▶ _DIRECTIONS_
Locate the word "this" in the entries below, then gather every line that holds it.
⟨
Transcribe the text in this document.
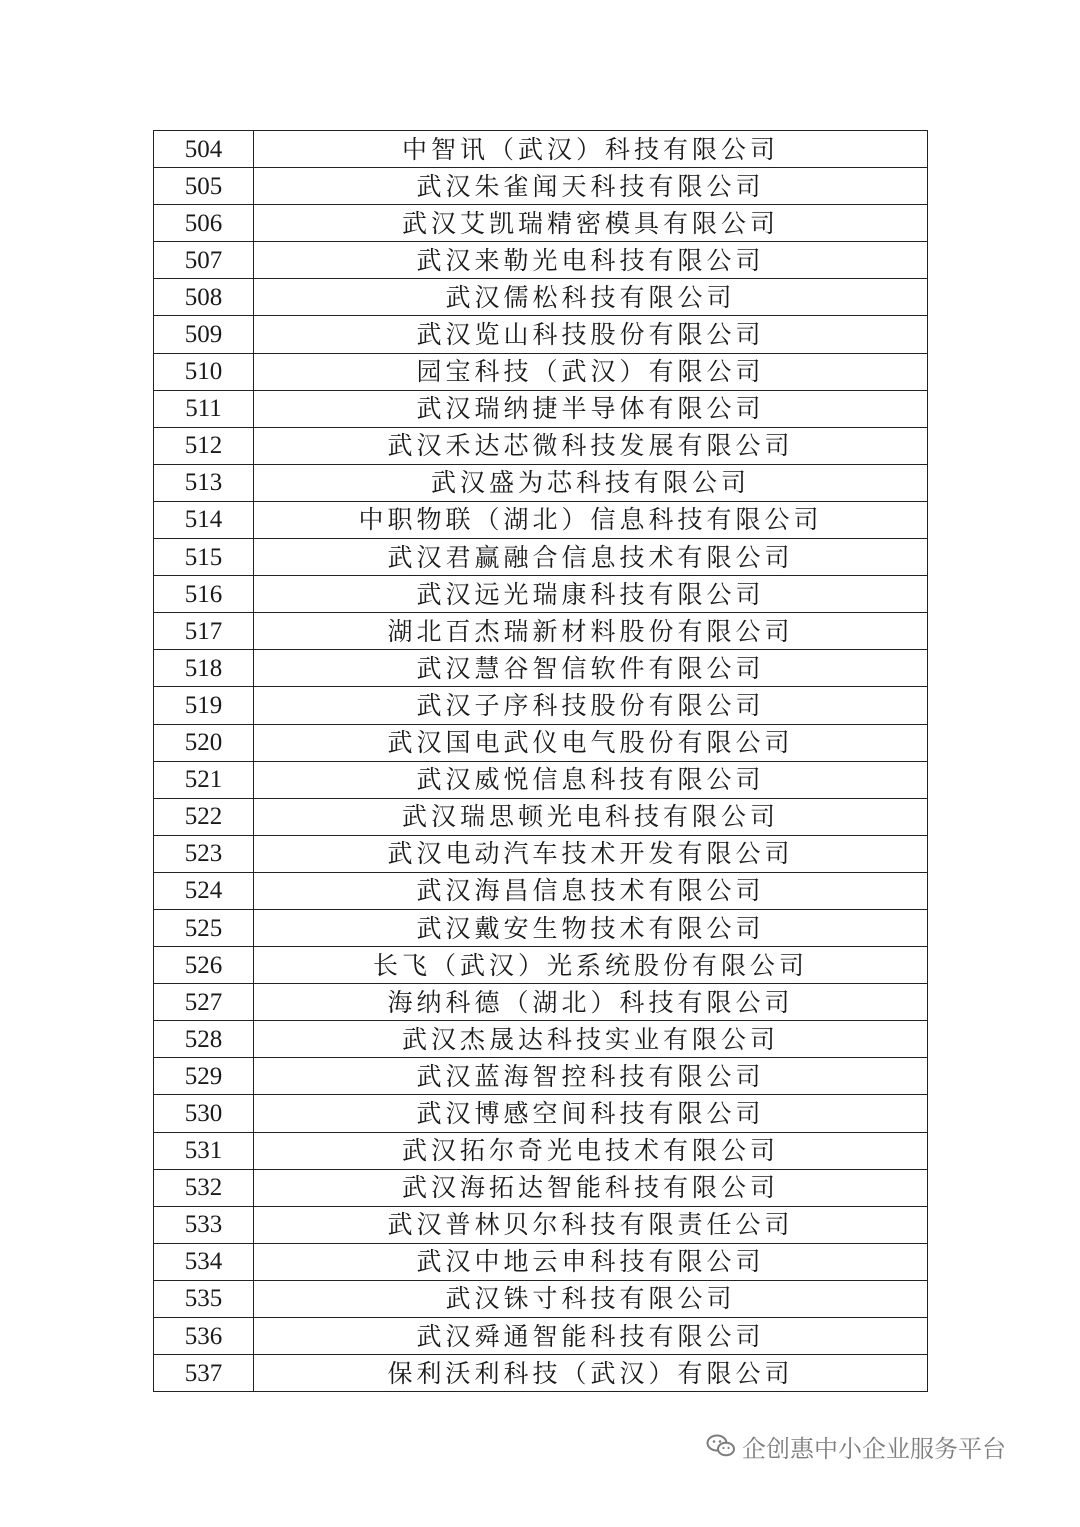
504	中智讯（武汉）科技有限公司
505	武汉朱雀闻天科技有限公司
506	武汉艾凯瑞精密模具有限公司
507	武汉来勒光电科技有限公司
508	武汉儒松科技有限公司
509	武汉览山科技股份有限公司
510	园宝科技（武汉）有限公司
511	武汉瑞纳捷半导体有限公司
512	武汉禾达芯微科技发展有限公司
513	武汉盛为芯科技有限公司
514	中职物联（湖北）信息科技有限公司
515	武汉君赢融合信息技术有限公司
516	武汉远光瑞康科技有限公司
517	湖北百杰瑞新材料股份有限公司
518	武汉慧谷智信软件有限公司
519	武汉子序科技股份有限公司
520	武汉国电武仪电气股份有限公司
521	武汉威悦信息科技有限公司
522	武汉瑞思顿光电科技有限公司
523	武汉电动汽车技术开发有限公司
524	武汉海昌信息技术有限公司
525	武汉戴安生物技术有限公司
526	长飞（武汉）光系统股份有限公司
527	海纳科德（湖北）科技有限公司
528	武汉杰晟达科技实业有限公司
529	武汉蓝海智控科技有限公司
530	武汉博感空间科技有限公司
531	武汉拓尔奇光电技术有限公司
532	武汉海拓达智能科技有限公司
533	武汉普林贝尔科技有限责任公司
534	武汉中地云申科技有限公司
535	武汉铢寸科技有限公司
536	武汉舜通智能科技有限公司
537	保利沃利科技（武汉）有限公司
企创惠中小企业服务平台
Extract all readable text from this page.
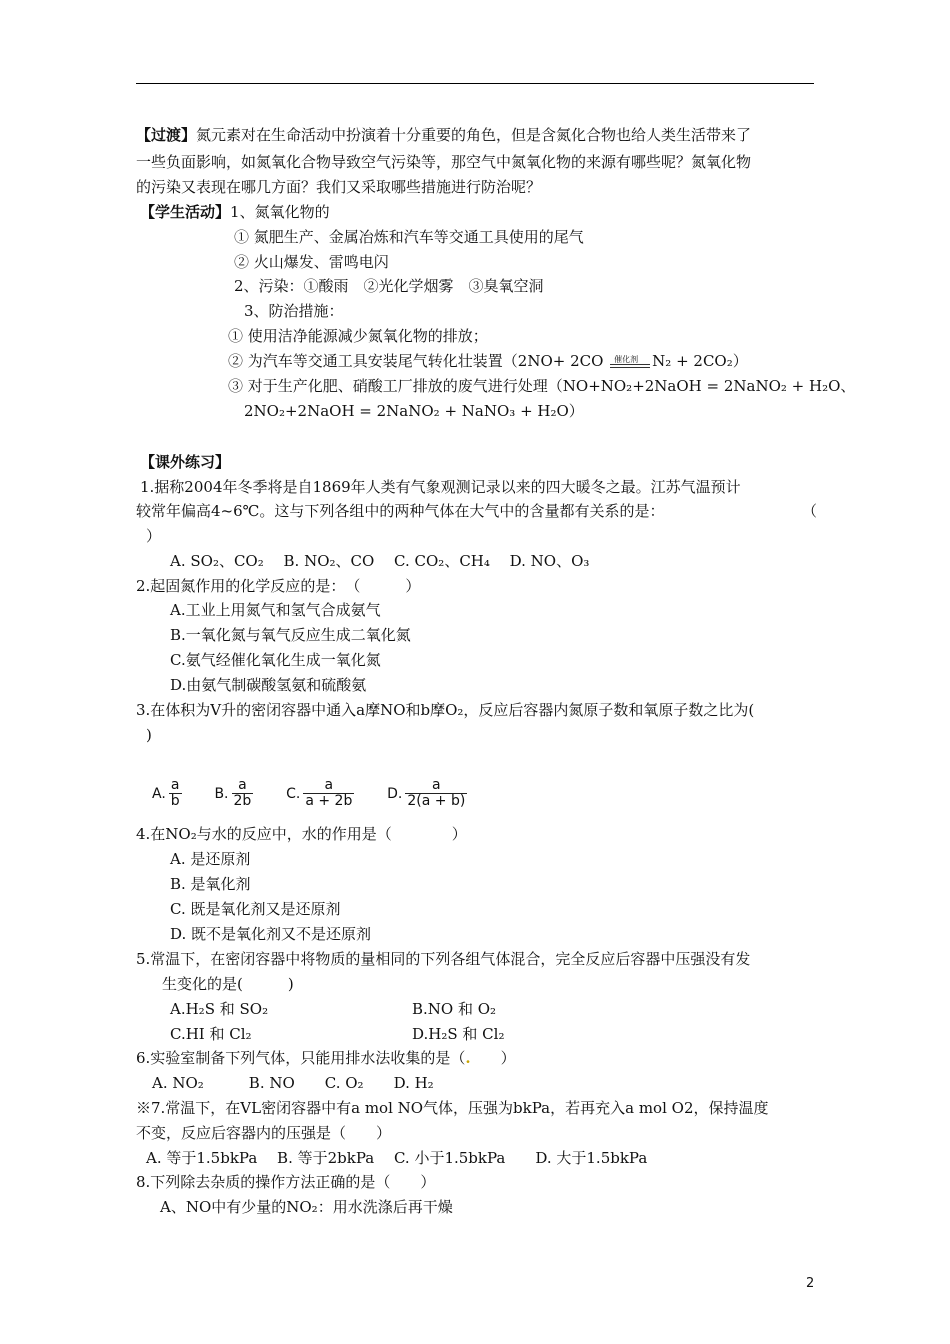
【过渡】氮元素对在生命活动中扮演着十分重要的角色，但是含氮化合物也给人类生活带来了
一些负面影响，如氮氧化合物导致空气污染等，那空气中氮氧化物的来源有哪些呢？氮氧化物
的污染又表现在哪几方面？我们又采取哪些措施进行防治呢？
【学生活动】1、氮氧化物的
① 氮肥生产、金属冶炼和汽车等交通工具使用的尾气
② 火山爆发、雷鸣电闪
2、污染：①酸雨　②光化学烟雾　③臭氧空洞
3、防治措施：
① 使用洁净能源减少氮氧化物的排放；
② 为汽车等交通工具安装尾气转化壮装置（2NO+ 2CO 催化剂 N₂ + 2CO₂）
③ 对于生产化肥、硝酸工厂排放的废气进行处理（NO+NO₂+2NaOH = 2NaNO₂ + H₂O、
2NO₂+2NaOH = 2NaNO₂ + NaNO₃ + H₂O）
【课外练习】
1.据称2004年冬季将是自1869年人类有气象观测记录以来的四大暖冬之最。江苏气温预计
较常年偏高4~6℃。这与下列各组中的两种气体在大气中的含量都有关系的是：	（
）
A. SO₂、CO₂　 B. NO₂、CO　 C. CO₂、CH₄　 D. NO、O₃
2.起固氮作用的化学反应的是：　（　　　）
A.工业上用氮气和氢气合成氨气
B.一氧化氮与氧气反应生成二氧化氮
C.氨气经催化氧化生成一氧化氮
D.由氨气制碳酸氢氨和硫酸氨
3.在体积为V升的密闭容器中通入a摩NO和b摩O₂，反应后容器内氮原子数和氧原子数之比为(
)
A. $\frac{a}{b} B$. $\frac{a}{2b} C$. $\frac{a}{a + 2b} D$. $\frac{a}{2(a + b)}$
4.在NO₂与水的反应中，水的作用是（　　　　）
A. 是还原剂
B. 是氧化剂
C. 既是氧化剂又是还原剂
D. 既不是氧化剂又不是还原剂
5.常温下，在密闭容器中将物质的量相同的下列各组气体混合，完全反应后容器中压强没有发
生变化的是(　　　)
A.H₂S 和 SO₂	B.NO 和 O₂
C.HI 和 Cl₂	D.H₂S 和 Cl₂
6.实验室制备下列气体，只能用排水法收集的是（.　　）
A. NO₂　　　B. NO　　C. O₂　　D. H₂
※7.常温下，在VL密闭容器中有a mol NO气体，压强为bkPa，若再充入a mol O2，保持温度
不变，反应后容器内的压强是（　　）
A. 等于1.5bkPa　 B. 等于2bkPa　 C. 小于1.5bkPa　　D. 大于1.5bkPa
8.下列除去杂质的操作方法正确的是（　　）
A、NO中有少量的NO₂：用水洗涤后再干燥
2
⟩
▶ _THE ANSWER_
Transcribe the text in this document.
Extract all readable text from this page.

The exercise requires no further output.